PROBLEM TO WORK ON. Copy out the listing that follows, exact in every word, and skip the images.
**** MATERIAL ****
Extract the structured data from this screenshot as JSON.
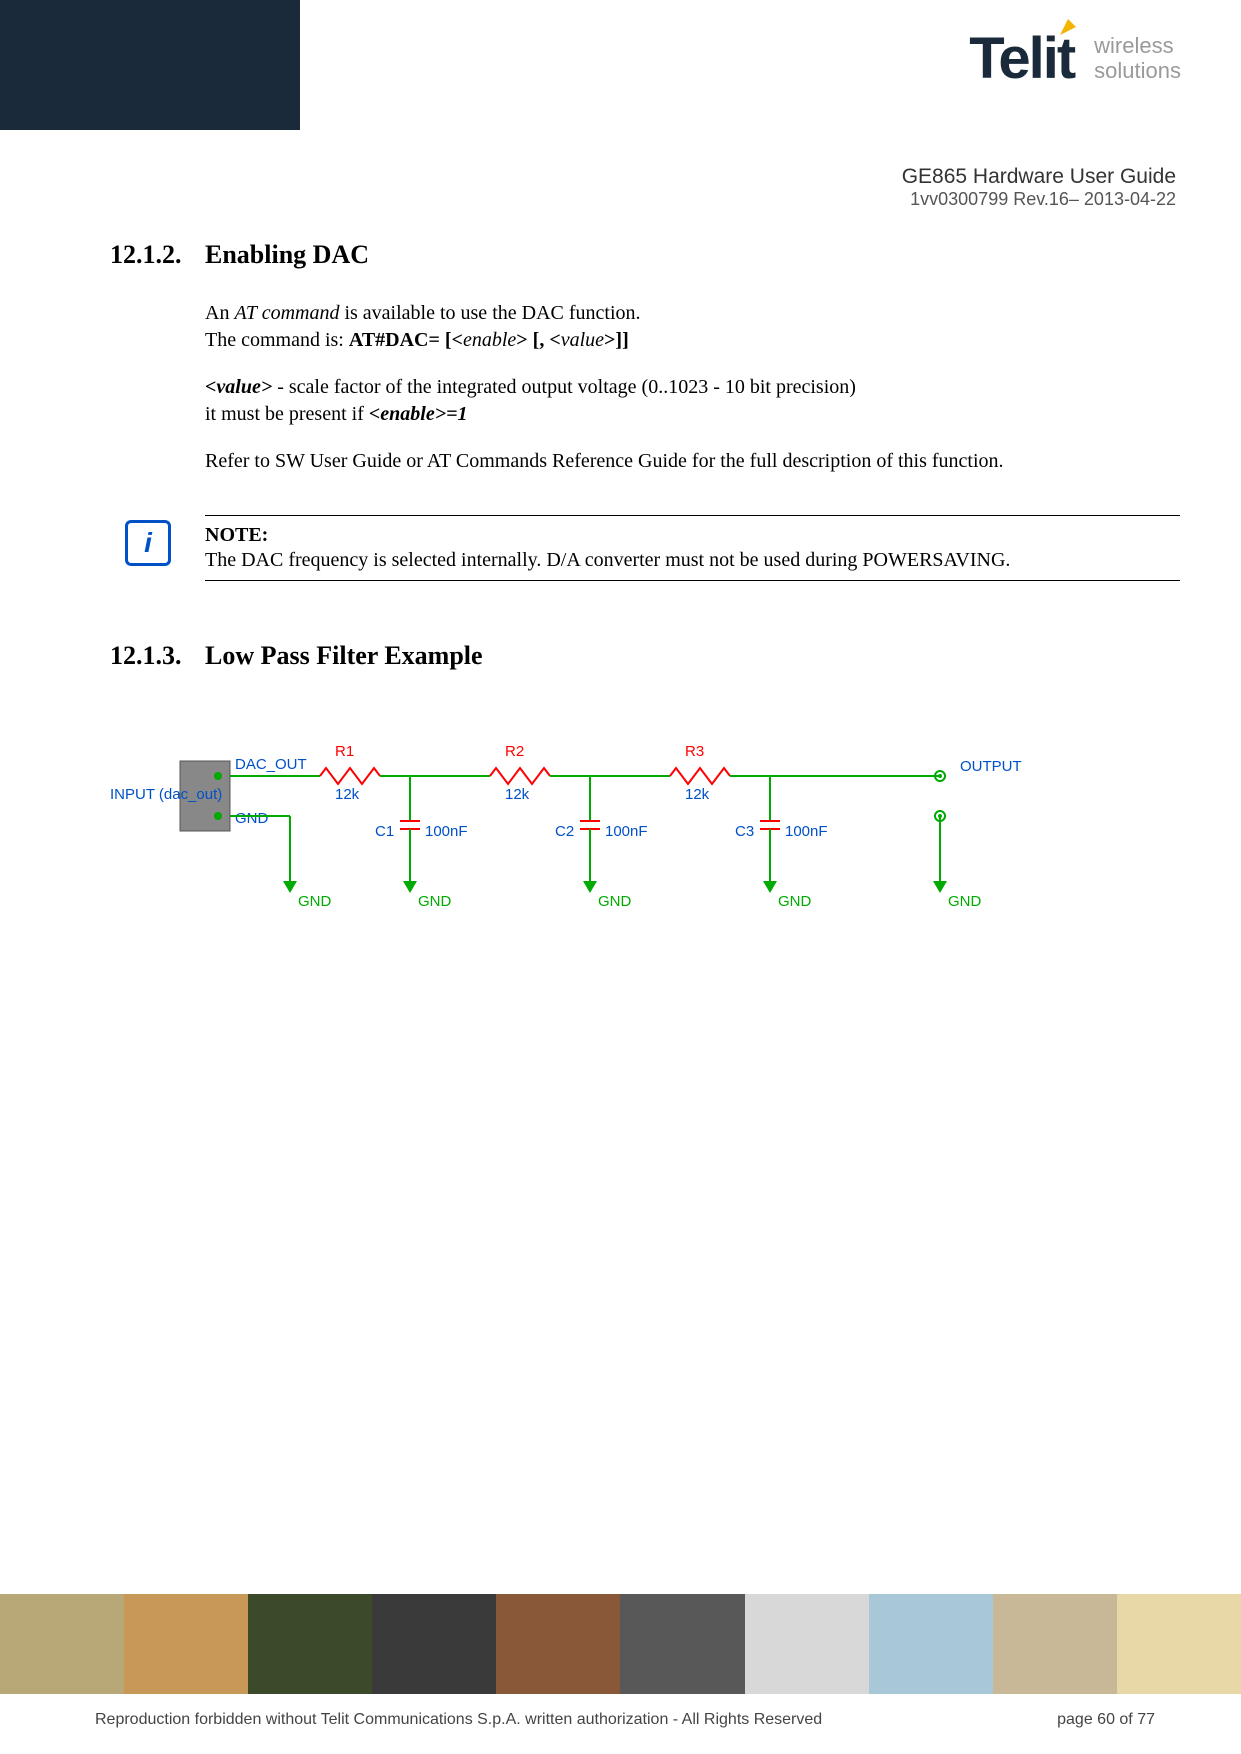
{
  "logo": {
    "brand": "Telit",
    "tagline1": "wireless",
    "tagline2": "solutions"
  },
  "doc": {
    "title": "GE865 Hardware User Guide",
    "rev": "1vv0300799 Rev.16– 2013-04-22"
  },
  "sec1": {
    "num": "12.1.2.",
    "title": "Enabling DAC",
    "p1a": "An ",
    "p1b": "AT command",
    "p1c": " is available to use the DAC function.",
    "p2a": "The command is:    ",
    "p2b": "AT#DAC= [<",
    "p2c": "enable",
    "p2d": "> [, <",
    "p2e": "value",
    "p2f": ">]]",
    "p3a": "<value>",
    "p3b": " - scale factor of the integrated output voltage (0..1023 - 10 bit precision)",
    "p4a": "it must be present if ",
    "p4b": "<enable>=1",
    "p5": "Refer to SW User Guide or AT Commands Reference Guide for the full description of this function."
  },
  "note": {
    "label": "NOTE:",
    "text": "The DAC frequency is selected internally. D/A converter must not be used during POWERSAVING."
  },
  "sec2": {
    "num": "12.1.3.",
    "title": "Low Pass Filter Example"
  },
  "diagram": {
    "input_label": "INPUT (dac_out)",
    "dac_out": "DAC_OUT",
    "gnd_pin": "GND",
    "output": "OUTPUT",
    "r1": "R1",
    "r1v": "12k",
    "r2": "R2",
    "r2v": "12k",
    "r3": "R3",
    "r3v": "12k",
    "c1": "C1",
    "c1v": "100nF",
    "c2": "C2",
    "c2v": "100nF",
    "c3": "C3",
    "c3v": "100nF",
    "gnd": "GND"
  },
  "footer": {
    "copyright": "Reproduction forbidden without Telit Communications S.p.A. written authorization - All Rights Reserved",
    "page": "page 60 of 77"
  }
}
****
ANSWER TO THE PROBLEM.
Extract the structured data from this screenshot as JSON.
{
  "logo": {
    "brand": "Telit",
    "tagline1": "wireless",
    "tagline2": "solutions"
  },
  "doc": {
    "title": "GE865 Hardware User Guide",
    "rev": "1vv0300799 Rev.16– 2013-04-22"
  },
  "sec1": {
    "num": "12.1.2.",
    "title": "Enabling DAC",
    "p1a": "An ",
    "p1b": "AT command",
    "p1c": " is available to use the DAC function.",
    "p2a": "The command is:    ",
    "p2b": "AT#DAC= [<",
    "p2c": "enable",
    "p2d": "> [, <",
    "p2e": "value",
    "p2f": ">]]",
    "p3a": "<value>",
    "p3b": " - scale factor of the integrated output voltage (0..1023 - 10 bit precision)",
    "p4a": "it must be present if ",
    "p4b": "<enable>=1",
    "p5": "Refer to SW User Guide or AT Commands Reference Guide for the full description of this function."
  },
  "note": {
    "label": "NOTE:",
    "text": "The DAC frequency is selected internally. D/A converter must not be used during POWERSAVING."
  },
  "sec2": {
    "num": "12.1.3.",
    "title": "Low Pass Filter Example"
  },
  "diagram": {
    "input_label": "INPUT (dac_out)",
    "dac_out": "DAC_OUT",
    "gnd_pin": "GND",
    "output": "OUTPUT",
    "r1": "R1",
    "r1v": "12k",
    "r2": "R2",
    "r2v": "12k",
    "r3": "R3",
    "r3v": "12k",
    "c1": "C1",
    "c1v": "100nF",
    "c2": "C2",
    "c2v": "100nF",
    "c3": "C3",
    "c3v": "100nF",
    "gnd": "GND"
  },
  "footer": {
    "copyright": "Reproduction forbidden without Telit Communications S.p.A. written authorization - All Rights Reserved",
    "page": "page 60 of 77"
  }
}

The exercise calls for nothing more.